(Figure collection entries)
★ ★ ★ ★

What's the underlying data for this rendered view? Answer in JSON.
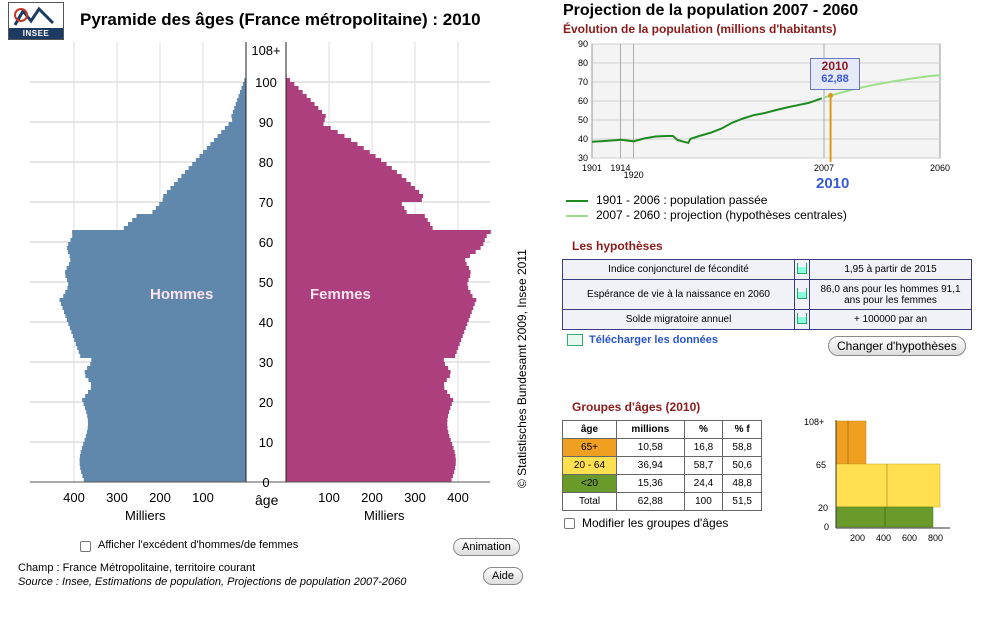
{
  "app": {
    "logo_text": "INSEE",
    "title": "Pyramide des âges (France métropolitaine) : 2010",
    "copyright": "© Statistisches Bundesamt 2009, Insee 2011"
  },
  "colors": {
    "men": "#6088ac",
    "women": "#ad3f7e",
    "past": "#1f8a1f",
    "projection": "#9ee08a",
    "accent_red": "#8b1a1a",
    "highlight_year": "#b8860b",
    "g65": "#f0a020",
    "g20": "#ffe050",
    "g0": "#6a9a2a"
  },
  "pyramid": {
    "label_men": "Hommes",
    "label_women": "Femmes",
    "age_label": "âge",
    "unit_label": "Milliers",
    "age_ticks": [
      "108+",
      "100",
      "90",
      "80",
      "70",
      "60",
      "50",
      "40",
      "30",
      "20",
      "10",
      "0"
    ],
    "men_ticks": [
      "400",
      "300",
      "200",
      "100"
    ],
    "women_ticks": [
      "100",
      "200",
      "300",
      "400"
    ]
  },
  "controls": {
    "excess_checkbox_label": "Afficher l'excédent d'hommes/de femmes",
    "animation_button": "Animation",
    "aide_button": "Aide",
    "champ": "Champ : France Métropolitaine, territoire courant",
    "source": "Source : Insee, Estimations de population, Projections de population 2007-2060"
  },
  "projection": {
    "title": "Projection de la population 2007 - 2060",
    "subtitle": "Évolution de la population (millions d'habitants)",
    "y_ticks": [
      "90",
      "80",
      "70",
      "60",
      "50",
      "40",
      "30"
    ],
    "x_ticks": [
      "1901",
      "1914",
      "1920",
      "2007",
      "2060"
    ],
    "highlight_year": "2010",
    "highlight_value": "62,88",
    "legend_past": "1901 - 2006 : population passée",
    "legend_projection": "2007 - 2060 : projection (hypothèses centrales)"
  },
  "chart_data": {
    "type": "line",
    "title": "Évolution de la population (millions d'habitants)",
    "xlabel": "",
    "ylabel": "",
    "ylim": [
      30,
      90
    ],
    "xlim": [
      1901,
      2060
    ],
    "grid": true,
    "series": [
      {
        "name": "1901 - 2006 : population passée",
        "x": [
          1901,
          1905,
          1910,
          1913,
          1914,
          1920,
          1925,
          1930,
          1935,
          1938,
          1940,
          1943,
          1945,
          1946,
          1950,
          1955,
          1960,
          1965,
          1970,
          1975,
          1980,
          1985,
          1990,
          1995,
          2000,
          2006
        ],
        "y": [
          38.5,
          38.8,
          39.2,
          39.5,
          39.6,
          38.8,
          40.3,
          41.3,
          41.6,
          41.6,
          39.5,
          38.5,
          38.0,
          40.1,
          41.6,
          43.2,
          45.4,
          48.5,
          50.8,
          52.6,
          53.7,
          55.2,
          56.6,
          57.8,
          59.0,
          61.4
        ]
      },
      {
        "name": "2007 - 2060 : projection (hypothèses centrales)",
        "x": [
          2007,
          2010,
          2015,
          2020,
          2025,
          2030,
          2035,
          2040,
          2045,
          2050,
          2055,
          2060
        ],
        "y": [
          61.8,
          62.9,
          64.5,
          66.0,
          67.3,
          68.5,
          69.6,
          70.6,
          71.5,
          72.3,
          73.1,
          73.6
        ]
      }
    ]
  },
  "hypotheses": {
    "title": "Les hypothèses",
    "rows": [
      {
        "label": "Indice conjoncturel de fécondité",
        "value": "1,95 à partir de 2015"
      },
      {
        "label": "Espérance de vie à la naissance en 2060",
        "value": "86,0 ans pour les hommes 91,1 ans pour les femmes"
      },
      {
        "label": "Solde migratoire annuel",
        "value": "+ 100000 par an"
      }
    ],
    "download_link": "Télécharger les données",
    "change_button": "Changer d'hypothèses"
  },
  "groups": {
    "title": "Groupes d'âges (2010)",
    "headers": [
      "âge",
      "millions",
      "%",
      "% f"
    ],
    "rows": [
      {
        "age": "65+",
        "millions": "10,58",
        "pct": "16,8",
        "pctf": "58,8"
      },
      {
        "age": "20 - 64",
        "millions": "36,94",
        "pct": "58,7",
        "pctf": "50,6"
      },
      {
        "age": "<20",
        "millions": "15,36",
        "pct": "24,4",
        "pctf": "48,8"
      },
      {
        "age": "Total",
        "millions": "62,88",
        "pct": "100",
        "pctf": "51,5"
      }
    ],
    "modify_checkbox_label": "Modifier les groupes d'âges",
    "mini_y_ticks": [
      "108+",
      "65",
      "20",
      "0"
    ],
    "mini_x_ticks": [
      "200",
      "400",
      "600",
      "800"
    ]
  }
}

★ ★ ★ ★

SHORT TASK: Pictures stay out; reproduce every line of the records exactly.

TASK ANSWER:
What's the underlying data for this rendered view? Answer in JSON.
{
  "app": {
    "logo_text": "INSEE",
    "title": "Pyramide des âges (France métropolitaine) : 2010",
    "copyright": "© Statistisches Bundesamt 2009, Insee 2011"
  },
  "colors": {
    "men": "#6088ac",
    "women": "#ad3f7e",
    "past": "#1f8a1f",
    "projection": "#9ee08a",
    "accent_red": "#8b1a1a",
    "highlight_year": "#b8860b",
    "g65": "#f0a020",
    "g20": "#ffe050",
    "g0": "#6a9a2a"
  },
  "pyramid": {
    "label_men": "Hommes",
    "label_women": "Femmes",
    "age_label": "âge",
    "unit_label": "Milliers",
    "age_ticks": [
      "108+",
      "100",
      "90",
      "80",
      "70",
      "60",
      "50",
      "40",
      "30",
      "20",
      "10",
      "0"
    ],
    "men_ticks": [
      "400",
      "300",
      "200",
      "100"
    ],
    "women_ticks": [
      "100",
      "200",
      "300",
      "400"
    ]
  },
  "controls": {
    "excess_checkbox_label": "Afficher l'excédent d'hommes/de femmes",
    "animation_button": "Animation",
    "aide_button": "Aide",
    "champ": "Champ : France Métropolitaine, territoire courant",
    "source": "Source : Insee, Estimations de population, Projections de population 2007-2060"
  },
  "projection": {
    "title": "Projection de la population 2007 - 2060",
    "subtitle": "Évolution de la population (millions d'habitants)",
    "y_ticks": [
      "90",
      "80",
      "70",
      "60",
      "50",
      "40",
      "30"
    ],
    "x_ticks": [
      "1901",
      "1914",
      "1920",
      "2007",
      "2060"
    ],
    "highlight_year": "2010",
    "highlight_value": "62,88",
    "legend_past": "1901 - 2006 : population passée",
    "legend_projection": "2007 - 2060 : projection (hypothèses centrales)"
  },
  "chart_data": {
    "type": "line",
    "title": "Évolution de la population (millions d'habitants)",
    "xlabel": "",
    "ylabel": "",
    "ylim": [
      30,
      90
    ],
    "xlim": [
      1901,
      2060
    ],
    "grid": true,
    "series": [
      {
        "name": "1901 - 2006 : population passée",
        "x": [
          1901,
          1905,
          1910,
          1913,
          1914,
          1920,
          1925,
          1930,
          1935,
          1938,
          1940,
          1943,
          1945,
          1946,
          1950,
          1955,
          1960,
          1965,
          1970,
          1975,
          1980,
          1985,
          1990,
          1995,
          2000,
          2006
        ],
        "y": [
          38.5,
          38.8,
          39.2,
          39.5,
          39.6,
          38.8,
          40.3,
          41.3,
          41.6,
          41.6,
          39.5,
          38.5,
          38.0,
          40.1,
          41.6,
          43.2,
          45.4,
          48.5,
          50.8,
          52.6,
          53.7,
          55.2,
          56.6,
          57.8,
          59.0,
          61.4
        ]
      },
      {
        "name": "2007 - 2060 : projection (hypothèses centrales)",
        "x": [
          2007,
          2010,
          2015,
          2020,
          2025,
          2030,
          2035,
          2040,
          2045,
          2050,
          2055,
          2060
        ],
        "y": [
          61.8,
          62.9,
          64.5,
          66.0,
          67.3,
          68.5,
          69.6,
          70.6,
          71.5,
          72.3,
          73.1,
          73.6
        ]
      }
    ]
  },
  "hypotheses": {
    "title": "Les hypothèses",
    "rows": [
      {
        "label": "Indice conjoncturel de fécondité",
        "value": "1,95 à partir de 2015"
      },
      {
        "label": "Espérance de vie à la naissance en 2060",
        "value": "86,0 ans pour les hommes 91,1 ans pour les femmes"
      },
      {
        "label": "Solde migratoire annuel",
        "value": "+ 100000 par an"
      }
    ],
    "download_link": "Télécharger les données",
    "change_button": "Changer d'hypothèses"
  },
  "groups": {
    "title": "Groupes d'âges (2010)",
    "headers": [
      "âge",
      "millions",
      "%",
      "% f"
    ],
    "rows": [
      {
        "age": "65+",
        "millions": "10,58",
        "pct": "16,8",
        "pctf": "58,8"
      },
      {
        "age": "20 - 64",
        "millions": "36,94",
        "pct": "58,7",
        "pctf": "50,6"
      },
      {
        "age": "<20",
        "millions": "15,36",
        "pct": "24,4",
        "pctf": "48,8"
      },
      {
        "age": "Total",
        "millions": "62,88",
        "pct": "100",
        "pctf": "51,5"
      }
    ],
    "modify_checkbox_label": "Modifier les groupes d'âges",
    "mini_y_ticks": [
      "108+",
      "65",
      "20",
      "0"
    ],
    "mini_x_ticks": [
      "200",
      "400",
      "600",
      "800"
    ]
  }
}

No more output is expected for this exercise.